SOURCE DOCUMENT:
◆ ◆ ◆ ◆ ◆

View Full Version : Bash script help
schickb
February 29th, 2008, 04:43 AM
My goal is to delete all files in a directory based on two customizable lists. The first list is a space separated list of file-expressions to delete. The second is a space separated list of file-expressions to exclude from the delete list (it overrides the first list).
My attempt is below. I think the problem is the way I insert $nukenames and $excnames into the find statement. But if I just copy and paste the echoed find statement directly at the bash prompt it works.
#!/bin/bash
touch ./xyz
touch ./abc1
touch ./abc2
touch ./abc3
touch ./lmn
#First list: stuff to delete
nuke="ab* lmn"
#Second list: exclude from deletion
exc="abc2"
nukenames="-name '$(echo "$nuke" | sed "s/[ \t]\+/' -o -name '/g")'"
echo $nukenames
excnames="-name '$(echo "$exc" | sed "s/[ \t]\+/' -o -name '/g")'"
echo $excnames
#Simple test is failing (add -print0 later)
echo "find . -type f -maxdepth 1 \( $nukenames \) | xargs echo"
find . -type f -maxdepth 1 \( $nukenames \) | xargs echo
#Ultimate goal, also failing
echo "find . -type f -maxdepth 1 \( $nukenames \) -a -not \( $excnames \) | xargs echo"

◆ ◆ ◆ ◆ ◆

PARTS OF THE EXERCISE:
a: According to the Bash script thread, what happens when the echoed find statement is pasted directly at the bash prompt?
b: Continue the Bash script thread from its last line.
This data is not needed for anything here.

A run of data
◆ ◆ ◆ ◆ ◆

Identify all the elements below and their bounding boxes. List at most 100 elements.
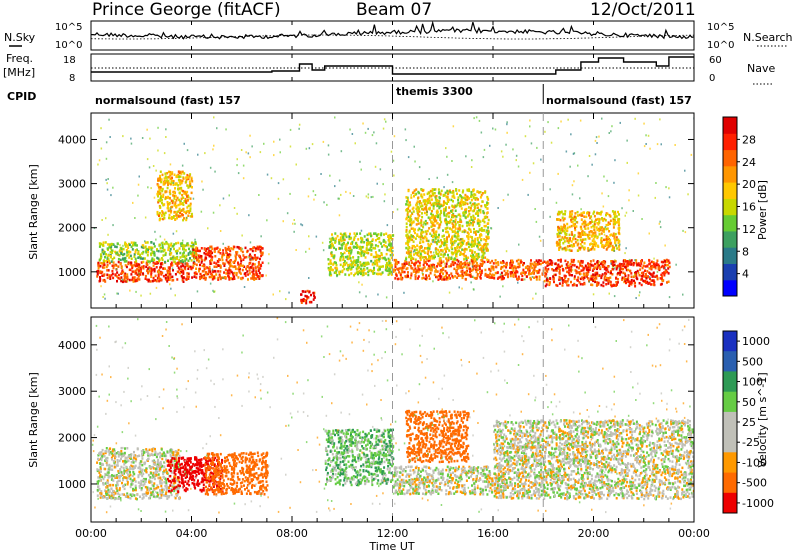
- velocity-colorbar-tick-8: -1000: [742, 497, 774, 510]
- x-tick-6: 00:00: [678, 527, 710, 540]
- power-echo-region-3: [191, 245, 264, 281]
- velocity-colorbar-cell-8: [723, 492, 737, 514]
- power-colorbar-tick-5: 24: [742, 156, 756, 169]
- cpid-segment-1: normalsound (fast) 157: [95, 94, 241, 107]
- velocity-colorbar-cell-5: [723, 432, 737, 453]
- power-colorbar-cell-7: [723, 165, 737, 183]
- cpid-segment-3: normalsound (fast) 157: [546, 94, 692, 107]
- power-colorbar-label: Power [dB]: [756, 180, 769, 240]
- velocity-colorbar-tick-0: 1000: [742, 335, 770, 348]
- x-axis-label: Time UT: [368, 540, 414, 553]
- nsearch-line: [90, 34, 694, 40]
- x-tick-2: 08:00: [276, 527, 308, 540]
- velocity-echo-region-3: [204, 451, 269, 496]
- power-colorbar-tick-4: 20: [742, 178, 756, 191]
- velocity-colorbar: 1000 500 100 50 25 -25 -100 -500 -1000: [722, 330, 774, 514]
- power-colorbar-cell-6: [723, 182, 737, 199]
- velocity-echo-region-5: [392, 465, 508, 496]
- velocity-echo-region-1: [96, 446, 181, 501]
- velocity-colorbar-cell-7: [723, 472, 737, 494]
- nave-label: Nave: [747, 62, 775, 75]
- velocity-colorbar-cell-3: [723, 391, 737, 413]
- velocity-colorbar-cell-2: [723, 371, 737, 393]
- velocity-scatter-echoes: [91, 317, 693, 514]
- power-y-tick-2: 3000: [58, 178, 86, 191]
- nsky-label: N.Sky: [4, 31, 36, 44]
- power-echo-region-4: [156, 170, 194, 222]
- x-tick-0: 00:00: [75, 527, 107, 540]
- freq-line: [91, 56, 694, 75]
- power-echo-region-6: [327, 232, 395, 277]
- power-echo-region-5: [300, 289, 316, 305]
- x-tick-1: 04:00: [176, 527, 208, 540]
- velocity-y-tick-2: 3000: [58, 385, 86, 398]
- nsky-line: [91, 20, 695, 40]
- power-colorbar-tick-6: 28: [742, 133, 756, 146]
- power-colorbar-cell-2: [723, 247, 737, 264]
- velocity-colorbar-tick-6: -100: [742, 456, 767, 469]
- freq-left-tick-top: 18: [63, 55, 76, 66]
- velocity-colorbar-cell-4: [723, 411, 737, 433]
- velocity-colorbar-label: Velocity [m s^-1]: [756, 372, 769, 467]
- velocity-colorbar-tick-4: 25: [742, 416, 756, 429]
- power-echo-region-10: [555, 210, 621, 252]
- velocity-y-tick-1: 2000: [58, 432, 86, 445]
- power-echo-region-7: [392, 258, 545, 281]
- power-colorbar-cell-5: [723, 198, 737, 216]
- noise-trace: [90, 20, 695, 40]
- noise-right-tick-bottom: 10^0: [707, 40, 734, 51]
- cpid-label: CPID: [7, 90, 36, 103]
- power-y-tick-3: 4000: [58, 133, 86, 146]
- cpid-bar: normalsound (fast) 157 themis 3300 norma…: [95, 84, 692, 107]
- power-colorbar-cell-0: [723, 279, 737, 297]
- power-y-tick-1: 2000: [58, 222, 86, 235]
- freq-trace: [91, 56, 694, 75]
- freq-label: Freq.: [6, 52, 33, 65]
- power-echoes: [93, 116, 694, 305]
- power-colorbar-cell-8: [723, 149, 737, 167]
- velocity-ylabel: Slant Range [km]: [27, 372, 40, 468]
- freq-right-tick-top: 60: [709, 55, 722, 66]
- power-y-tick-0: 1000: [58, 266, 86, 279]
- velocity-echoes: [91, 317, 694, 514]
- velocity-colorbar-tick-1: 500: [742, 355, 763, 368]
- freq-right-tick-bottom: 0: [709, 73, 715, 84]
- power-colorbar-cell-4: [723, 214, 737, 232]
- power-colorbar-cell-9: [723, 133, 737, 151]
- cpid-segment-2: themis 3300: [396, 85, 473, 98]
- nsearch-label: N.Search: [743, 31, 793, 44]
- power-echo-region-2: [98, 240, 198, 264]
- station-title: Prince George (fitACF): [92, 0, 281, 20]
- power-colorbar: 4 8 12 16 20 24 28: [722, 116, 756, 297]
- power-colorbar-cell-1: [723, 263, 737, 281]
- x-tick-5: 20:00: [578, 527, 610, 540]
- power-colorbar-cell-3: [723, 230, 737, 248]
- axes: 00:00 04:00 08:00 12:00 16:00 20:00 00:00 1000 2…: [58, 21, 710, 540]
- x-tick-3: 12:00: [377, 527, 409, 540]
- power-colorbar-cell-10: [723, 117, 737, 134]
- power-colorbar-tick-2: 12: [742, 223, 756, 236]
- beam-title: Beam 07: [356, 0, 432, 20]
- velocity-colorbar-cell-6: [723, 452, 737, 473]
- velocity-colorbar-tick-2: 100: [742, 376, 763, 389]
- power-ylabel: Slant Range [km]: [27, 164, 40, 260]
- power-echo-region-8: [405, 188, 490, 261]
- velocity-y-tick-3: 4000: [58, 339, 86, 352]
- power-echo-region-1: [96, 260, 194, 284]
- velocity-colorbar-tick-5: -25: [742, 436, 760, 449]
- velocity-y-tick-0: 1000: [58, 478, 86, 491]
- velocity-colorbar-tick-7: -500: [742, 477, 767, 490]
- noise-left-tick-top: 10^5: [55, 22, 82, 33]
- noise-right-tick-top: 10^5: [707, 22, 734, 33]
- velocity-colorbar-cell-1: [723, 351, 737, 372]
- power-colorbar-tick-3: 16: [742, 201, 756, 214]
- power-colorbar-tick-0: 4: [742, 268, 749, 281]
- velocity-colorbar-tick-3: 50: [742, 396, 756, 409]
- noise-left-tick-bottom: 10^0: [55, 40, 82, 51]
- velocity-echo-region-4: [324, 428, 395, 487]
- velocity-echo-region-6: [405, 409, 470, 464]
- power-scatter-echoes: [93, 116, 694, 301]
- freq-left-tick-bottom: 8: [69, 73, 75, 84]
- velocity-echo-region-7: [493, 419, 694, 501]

◆ ◆ ◆ ◆ ◆

TASK-BY-TASK RESULTS:
a: It works.

b:
find . -type f -maxdepth 1 \( $nukenames \) -a -not \( $excnames \) | xargs echo
If there is a better way, please let me know. But I'd still like to know why this doesn't work for my own knowledge.
Mr. C.
February 29th, 2008, 05:08 AM
I get a find warning:
-name 'ab*' -o -name 'lmn'
-name 'abc2'
find . -type f -maxdepth 1 \( -name 'ab*' -o -name 'lmn' \) | xargs echo
find: warning: you have specified the -maxdepth option after a non-option argument -type, but options are not positional (-maxdepth affects tests specified before it as well as those specified after it). Please specify options before other arguments.
...
Try this variation instead, which fixes the error, and uses set -x to show you what the shell sees. Run it, and carefully examine nukenames and excnames inside the finds. This should push you along:
#!/bin/bash
touch ./xyz
touch ./abc1
touch ./abc2
touch ./abc3
touch ./lmn
#First list: stuff to delete
nuke="ab* lmn"
#Second list: exclude from deletion
exc="abc2"
set -x
nukenames="-name '$(echo "$nuke" | sed "s/[ \t]\+/' -o -name '/g")'"
excnames="-name '$(echo "$exc" | sed "s/[ \t]\+/' -o -name '/g")'"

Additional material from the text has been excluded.